#### WHAT YOU WILL DO:
Find all lines in the records that include the word "SOLIDWORKS", and copy them out.

— Start of INPUT RECORDS —

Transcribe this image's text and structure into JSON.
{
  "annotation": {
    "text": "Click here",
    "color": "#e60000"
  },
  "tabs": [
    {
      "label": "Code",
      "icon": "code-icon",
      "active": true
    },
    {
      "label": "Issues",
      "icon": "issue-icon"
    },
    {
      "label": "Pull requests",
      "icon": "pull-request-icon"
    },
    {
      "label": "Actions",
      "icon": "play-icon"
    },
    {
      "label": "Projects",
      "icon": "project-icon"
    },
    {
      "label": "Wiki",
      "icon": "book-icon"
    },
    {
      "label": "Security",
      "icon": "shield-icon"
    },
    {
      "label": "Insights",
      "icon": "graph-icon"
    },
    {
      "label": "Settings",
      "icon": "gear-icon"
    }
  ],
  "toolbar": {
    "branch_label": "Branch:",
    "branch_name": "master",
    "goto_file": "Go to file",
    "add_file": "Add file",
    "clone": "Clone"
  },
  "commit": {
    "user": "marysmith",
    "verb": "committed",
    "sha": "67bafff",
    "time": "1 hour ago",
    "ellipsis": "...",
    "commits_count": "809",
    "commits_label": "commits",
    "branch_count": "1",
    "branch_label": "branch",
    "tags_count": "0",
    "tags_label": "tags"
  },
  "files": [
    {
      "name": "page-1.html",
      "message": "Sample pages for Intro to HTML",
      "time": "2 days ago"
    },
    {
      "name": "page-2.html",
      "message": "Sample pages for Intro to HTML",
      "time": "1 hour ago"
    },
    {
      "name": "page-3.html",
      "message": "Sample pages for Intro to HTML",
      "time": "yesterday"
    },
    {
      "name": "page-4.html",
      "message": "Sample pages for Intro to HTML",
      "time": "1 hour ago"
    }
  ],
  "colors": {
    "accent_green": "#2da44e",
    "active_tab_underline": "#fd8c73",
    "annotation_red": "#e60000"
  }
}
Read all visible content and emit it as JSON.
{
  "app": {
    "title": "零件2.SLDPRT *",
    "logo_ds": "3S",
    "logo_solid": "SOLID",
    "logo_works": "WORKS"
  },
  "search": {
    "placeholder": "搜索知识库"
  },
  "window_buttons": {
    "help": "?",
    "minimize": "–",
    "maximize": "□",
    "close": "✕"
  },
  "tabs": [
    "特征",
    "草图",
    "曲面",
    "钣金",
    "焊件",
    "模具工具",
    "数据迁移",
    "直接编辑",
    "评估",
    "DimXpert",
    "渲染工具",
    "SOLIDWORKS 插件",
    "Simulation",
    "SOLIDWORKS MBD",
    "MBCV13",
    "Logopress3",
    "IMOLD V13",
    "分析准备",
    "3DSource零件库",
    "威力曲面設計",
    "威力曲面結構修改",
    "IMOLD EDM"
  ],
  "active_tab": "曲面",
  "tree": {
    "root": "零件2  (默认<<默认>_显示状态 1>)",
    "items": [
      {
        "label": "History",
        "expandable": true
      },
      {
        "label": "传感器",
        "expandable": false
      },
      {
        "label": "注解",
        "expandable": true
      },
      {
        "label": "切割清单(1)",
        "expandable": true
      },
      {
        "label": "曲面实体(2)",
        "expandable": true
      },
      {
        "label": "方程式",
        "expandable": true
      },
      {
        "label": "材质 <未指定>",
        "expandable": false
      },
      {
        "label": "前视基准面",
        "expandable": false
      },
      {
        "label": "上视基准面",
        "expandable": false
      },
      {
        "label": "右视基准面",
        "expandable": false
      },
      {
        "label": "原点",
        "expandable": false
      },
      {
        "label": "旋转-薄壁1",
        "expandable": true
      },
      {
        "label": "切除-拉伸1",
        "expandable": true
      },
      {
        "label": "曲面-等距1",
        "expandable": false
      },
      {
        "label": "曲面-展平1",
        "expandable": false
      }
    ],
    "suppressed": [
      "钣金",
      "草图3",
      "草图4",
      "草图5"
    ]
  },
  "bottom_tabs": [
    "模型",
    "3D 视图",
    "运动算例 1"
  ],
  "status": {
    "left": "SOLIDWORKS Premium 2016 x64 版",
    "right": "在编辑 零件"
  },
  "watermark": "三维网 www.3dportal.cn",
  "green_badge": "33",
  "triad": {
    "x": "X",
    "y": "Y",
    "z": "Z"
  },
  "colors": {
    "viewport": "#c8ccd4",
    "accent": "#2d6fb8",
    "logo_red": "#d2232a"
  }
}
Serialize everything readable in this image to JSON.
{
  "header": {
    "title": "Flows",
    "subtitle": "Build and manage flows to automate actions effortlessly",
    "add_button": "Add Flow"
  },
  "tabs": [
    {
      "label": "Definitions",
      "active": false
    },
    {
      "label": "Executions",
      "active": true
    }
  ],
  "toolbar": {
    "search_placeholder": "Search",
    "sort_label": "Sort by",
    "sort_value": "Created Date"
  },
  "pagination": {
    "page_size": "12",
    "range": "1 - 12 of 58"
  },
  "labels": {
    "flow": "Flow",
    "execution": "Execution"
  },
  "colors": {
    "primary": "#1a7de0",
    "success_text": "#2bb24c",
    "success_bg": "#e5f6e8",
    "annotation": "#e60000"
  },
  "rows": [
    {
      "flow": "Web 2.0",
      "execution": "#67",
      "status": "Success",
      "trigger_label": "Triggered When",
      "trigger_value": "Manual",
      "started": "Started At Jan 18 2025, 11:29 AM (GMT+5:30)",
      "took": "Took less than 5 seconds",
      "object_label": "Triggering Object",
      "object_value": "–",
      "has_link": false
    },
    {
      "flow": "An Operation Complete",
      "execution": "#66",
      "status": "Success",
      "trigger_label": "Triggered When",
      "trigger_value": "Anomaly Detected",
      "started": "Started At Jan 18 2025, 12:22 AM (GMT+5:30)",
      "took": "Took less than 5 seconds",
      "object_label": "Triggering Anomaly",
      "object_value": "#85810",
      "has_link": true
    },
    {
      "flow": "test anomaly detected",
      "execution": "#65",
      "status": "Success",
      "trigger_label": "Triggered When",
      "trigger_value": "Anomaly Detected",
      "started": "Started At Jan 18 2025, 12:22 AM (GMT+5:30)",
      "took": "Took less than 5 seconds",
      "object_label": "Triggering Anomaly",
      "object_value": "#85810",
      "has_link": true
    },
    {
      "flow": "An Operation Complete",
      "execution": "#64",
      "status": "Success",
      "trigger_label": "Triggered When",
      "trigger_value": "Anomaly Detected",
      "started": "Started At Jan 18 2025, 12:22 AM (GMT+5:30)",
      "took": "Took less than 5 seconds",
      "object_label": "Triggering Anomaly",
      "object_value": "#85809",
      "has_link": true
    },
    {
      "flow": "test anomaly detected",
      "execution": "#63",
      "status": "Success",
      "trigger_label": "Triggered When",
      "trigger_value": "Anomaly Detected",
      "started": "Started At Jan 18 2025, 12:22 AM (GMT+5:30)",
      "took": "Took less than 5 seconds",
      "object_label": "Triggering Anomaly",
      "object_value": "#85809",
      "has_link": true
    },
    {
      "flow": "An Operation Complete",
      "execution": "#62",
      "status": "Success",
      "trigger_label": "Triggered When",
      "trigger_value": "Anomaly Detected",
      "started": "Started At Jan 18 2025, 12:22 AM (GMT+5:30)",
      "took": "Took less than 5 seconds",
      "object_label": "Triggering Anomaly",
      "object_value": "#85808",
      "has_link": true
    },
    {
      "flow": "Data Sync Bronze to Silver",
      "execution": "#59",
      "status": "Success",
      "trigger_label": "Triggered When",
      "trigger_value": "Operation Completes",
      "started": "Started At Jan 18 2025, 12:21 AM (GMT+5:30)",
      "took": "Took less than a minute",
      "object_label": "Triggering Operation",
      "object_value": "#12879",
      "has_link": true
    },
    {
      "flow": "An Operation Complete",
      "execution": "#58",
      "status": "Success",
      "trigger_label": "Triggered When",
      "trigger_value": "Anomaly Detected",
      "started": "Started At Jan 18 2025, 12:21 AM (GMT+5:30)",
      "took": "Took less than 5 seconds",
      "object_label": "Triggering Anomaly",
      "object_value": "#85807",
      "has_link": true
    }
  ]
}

— End of INPUT RECORDS —

#### SOLUTION TO THE PROBLEM:
    "SOLIDWORKS 插件",
    "SOLIDWORKS MBD",
    "left": "SOLIDWORKS Premium 2016 x64 版",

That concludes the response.